● **Job 1**:
Write out the passage of the album recommendations from "Solange, A Seat" up to and including "the accompanying videos.", word for word.
● **Job 2**:
Render the lines of the listing from the line with "windows-taskbar: earch bbox=[0, 688, 1200, 728]" up to and including the line with "winrar-icon[interactable] bbox=[574, 688, 618, 728]" as a JSON list of strings, one string per line, leaving out any blank lines.

● **Quoted text**:
^^^^^^^^

If you liked Carly Rae Jepsen’s Emotion Side B, try…

Blood Orange, Freetown Sound

It’s cheating a bit to pair these two together, because so much of Carly Rae Jepsen comes from Blood Orange. Dev Hynes, a.k.a. Blood Orange, is a producer and writer who worked on Jepsen’s album (as well as with a slew of other popular singers, including Solange Knowles and Florence and the Machine). If you enjoyed Jepsen’s add-on album to 2015’s Emotion, Blood Orange is for you. Though what it offers is a little less pure pop than Jepsen’s “Higher,” for example, the album retains the sort of driving beats the pop star is known for, while adding more vocals, tempos, and unexpected instrumentation. As a bonus, Jepsen herself is featured on the song “Better Than Me.”

If you liked The 1975’s I Like It When You Sleep for You Are So Beautiful Yet So Unaware of It, try…

Whitney, Light Upon the Lake

If the 1975 is today’s answer to a pop boy band, Whitney is its alternative on the indie acoustic scene. The 1975, a group of four from Manchester, focus mostly on electronic pop with just a hint of rock and ’80s slow jam, making excellent music for big crowd shows. Whitney is another crew of men, but the group’s one and only album zeroes in on pure acoustic pop. Whitney’s Light Upon the Lake, one of my favorite albums of 2016, taps into a sense of nostalgia with sweet and simple lyrics and occasional trumpet solos. If you dig the 1975’s more lyrically driven songs, like the single “UGH!” you’ll like Whitney, especially their song “No Matter Where We Go.”

If you liked Beyoncé’s Lemonade, try…

Solange, A Seat at the Table

I always hesitate to directly compare the Knowles sisters: One stands in a field of her own as the undisputed queen of the popular music world and everything that comes with it; the other is a wholly individual R&B artist whose music is less focused on flash and more on soul. In 2016, though, both women released beautiful albums that are only on par with each other. Beyoncé’s Lemonade, released with a stunning visual album, not only produced great anthems (“Formation,” “Hold Up”) but its songs let us into Beyoncé’s personal life and addressed racial and political tensions, especially in the accompanying videos.

Solange’s A Seat at the Table is quieter, a soul album with rap influences that features both Raphael Saadiq and Lil Wayne. It’s political as well: In “Cranes in the Sky” and “Don’t Touch My Hair,” Solange works through struggles she faces as a black woman. They’re two spectacular 2016 albums that stand on their own, while also reflecting each other’s strengths.

^^^^^^^^

● **Data shown**:
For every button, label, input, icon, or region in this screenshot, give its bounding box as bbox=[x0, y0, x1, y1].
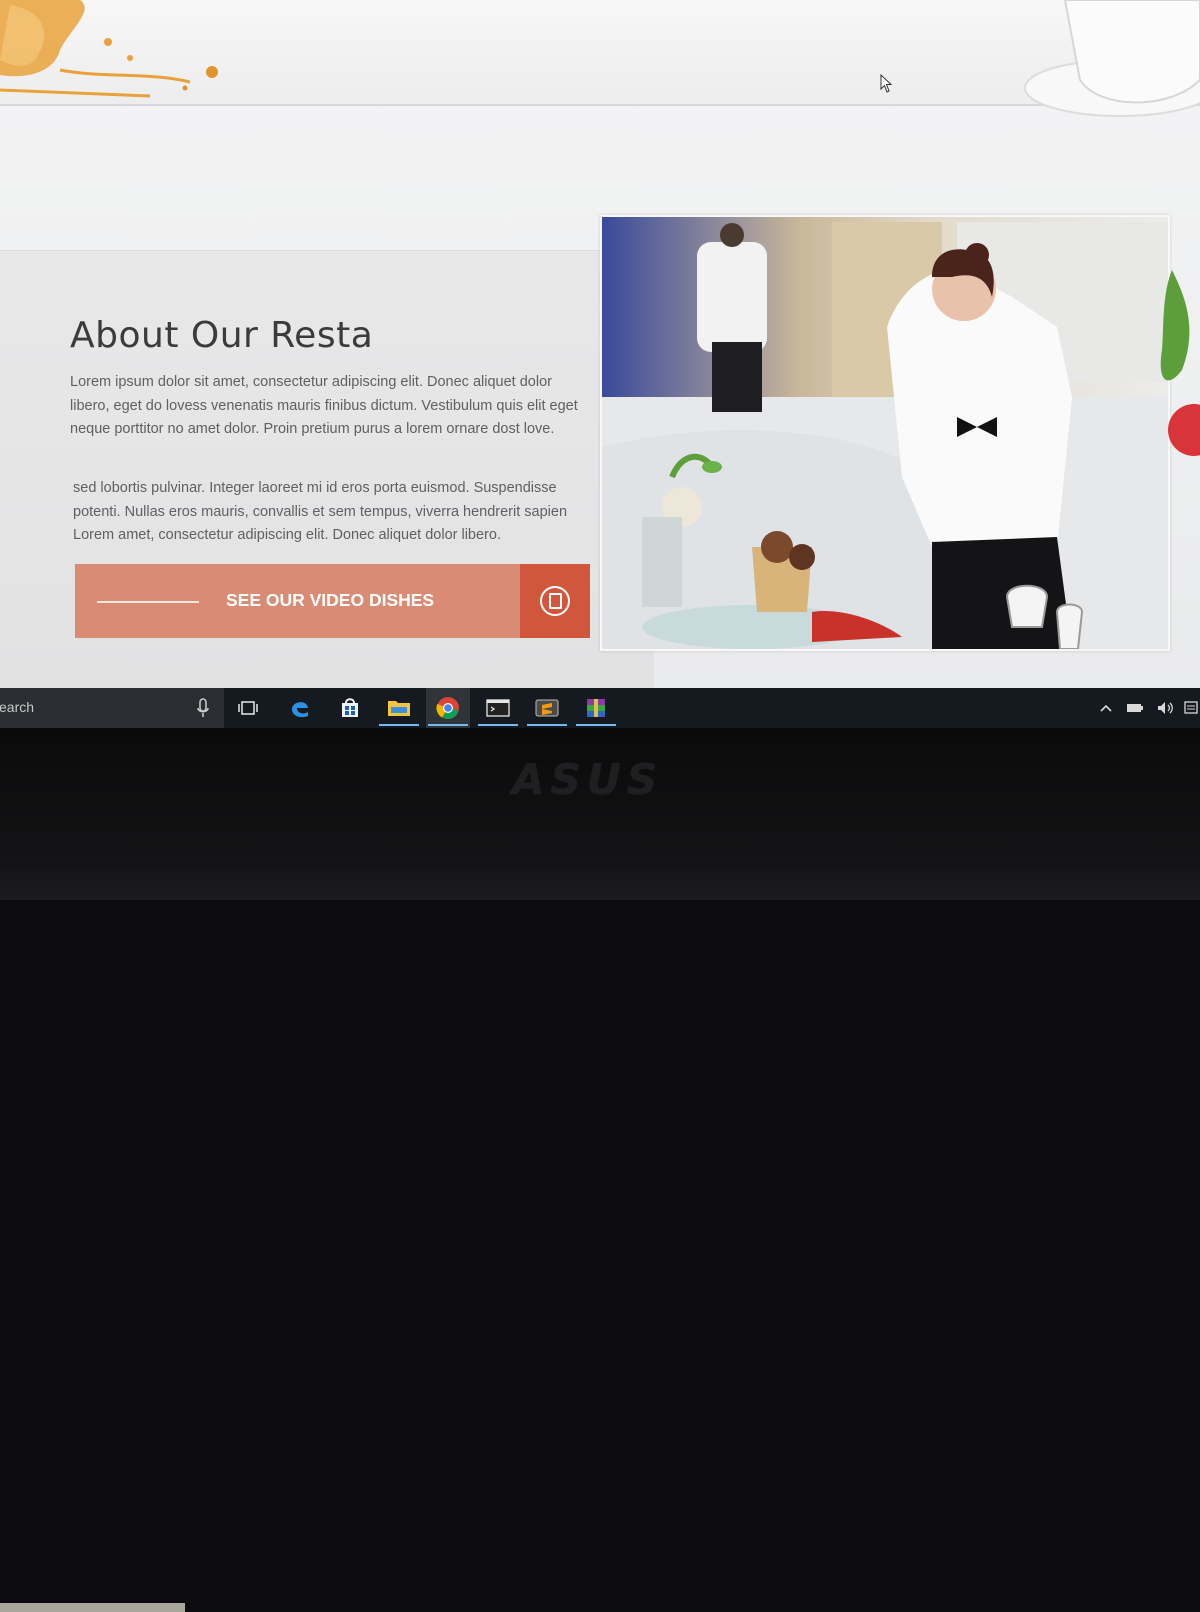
windows-taskbar: earch bbox=[0, 688, 1200, 728]
cta-label: SEE OUR VIDEO DISHES bbox=[226, 590, 435, 610]
battery-icon[interactable] bbox=[1122, 688, 1148, 728]
file-explorer-icon[interactable] bbox=[377, 688, 421, 728]
task-view-icon[interactable] bbox=[226, 688, 270, 728]
hero-section-bottom bbox=[0, 0, 1200, 117]
browser-viewport: About Our Resta Lorem ipsum dolor sit am… bbox=[0, 0, 1200, 688]
laptop-bezel bbox=[0, 728, 1200, 1612]
cta-icon-box[interactable] bbox=[520, 564, 590, 638]
chrome-icon[interactable] bbox=[426, 688, 470, 728]
asus-logo: ASUS bbox=[512, 755, 664, 804]
edge-icon[interactable] bbox=[278, 688, 322, 728]
coffee-cup-decoration bbox=[1024, 0, 1200, 117]
volume-icon[interactable] bbox=[1152, 688, 1178, 728]
winrar-icon[interactable] bbox=[574, 688, 618, 728]
about-paragraph-2: sed lobortis pulvinar. Integer laoreet m… bbox=[73, 480, 568, 543]
bezel-light-strip bbox=[0, 1603, 185, 1612]
play-video-icon bbox=[540, 586, 570, 616]
store-icon[interactable] bbox=[328, 688, 372, 728]
restaurant-photo bbox=[600, 215, 1170, 651]
terminal-icon[interactable] bbox=[476, 688, 520, 728]
about-title: About Our Resta bbox=[70, 315, 374, 356]
about-paragraph-1: Lorem ipsum dolor sit amet, consectetur … bbox=[70, 374, 578, 437]
about-section: About Our Resta Lorem ipsum dolor sit am… bbox=[0, 250, 654, 688]
see-video-dishes-button[interactable]: SEE OUR VIDEO DISHES bbox=[75, 564, 590, 638]
show-hidden-icons-chevron-icon[interactable] bbox=[1094, 688, 1118, 728]
mouse-pointer-icon bbox=[880, 74, 893, 93]
search-box[interactable]: earch bbox=[0, 688, 224, 728]
cta-decor-line bbox=[97, 601, 199, 603]
leaf-decoration bbox=[1160, 270, 1200, 456]
orange-splash-decoration bbox=[0, 0, 218, 98]
microphone-icon[interactable] bbox=[196, 697, 210, 719]
search-placeholder: earch bbox=[0, 699, 35, 715]
sublime-text-icon[interactable] bbox=[525, 688, 569, 728]
notifications-icon[interactable] bbox=[1182, 688, 1200, 728]
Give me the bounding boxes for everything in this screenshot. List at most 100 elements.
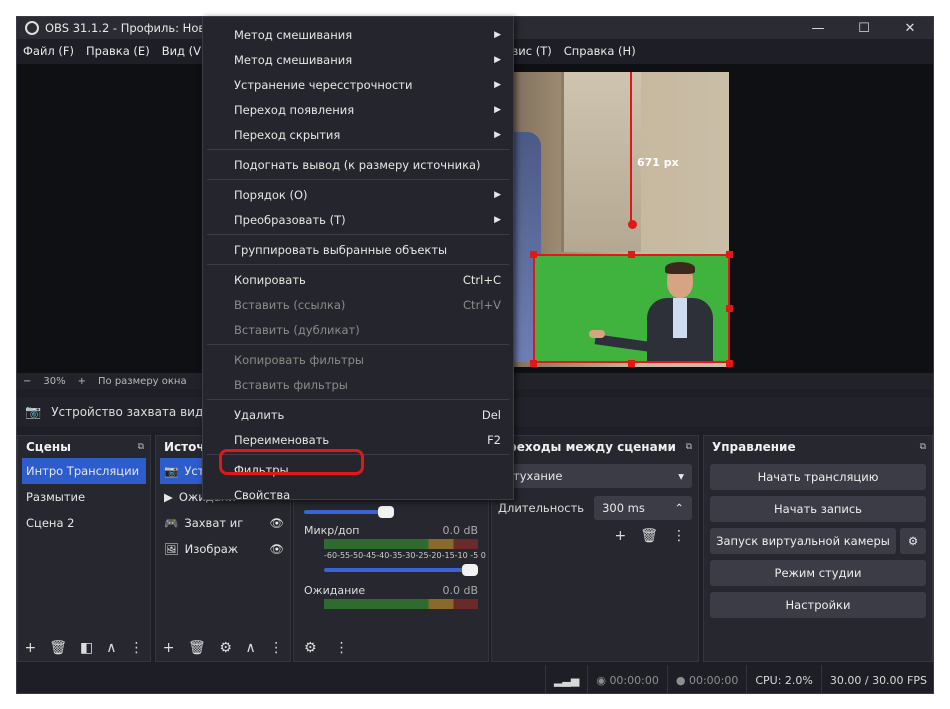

^^^^^^^^

● **Solution 1**:
Solange, A Seat at the Table

I always hesitate to directly compare the Knowles sisters: One stands in a field of her own as the undisputed queen of the popular music world and everything that comes with it; the other is a wholly individual R&B artist whose music is less focused on flash and more on soul. In 2016, though, both women released beautiful albums that are only on par with each other. Beyoncé’s Lemonade, released with a stunning visual album, not only produced great anthems (“Formation,” “Hold Up”) but its songs let us into Beyoncé’s personal life and addressed racial and political tensions, especially in the accompanying videos.

● **Solution 2**:
[
  "windows-taskbar: earch bbox=[0, 688, 1200, 728]",
  "cta-label: SEE OUR VIDEO DISHES bbox=[226, 590, 435, 610]",
  "battery-icon[interactable] bbox=[1122, 688, 1148, 728]",
  "file-explorer-icon[interactable] bbox=[377, 688, 421, 728]",
  "task-view-icon[interactable] bbox=[226, 688, 270, 728]",
  "hero-section-bottom bbox=[0, 0, 1200, 117]",
  "browser-viewport: About Our Resta Lorem ipsum dolor sit am… bbox=[0, 0, 1200, 688]",
  "laptop-bezel bbox=[0, 728, 1200, 1612]",
  "cta-icon-box[interactable] bbox=[520, 564, 590, 638]",
  "chrome-icon[interactable] bbox=[426, 688, 470, 728]",
  "asus-logo: ASUS bbox=[512, 755, 664, 804]",
  "edge-icon[interactable] bbox=[278, 688, 322, 728]",
  "coffee-cup-decoration bbox=[1024, 0, 1200, 117]",
  "volume-icon[interactable] bbox=[1152, 688, 1178, 728]",
  "winrar-icon[interactable] bbox=[574, 688, 618, 728]"
]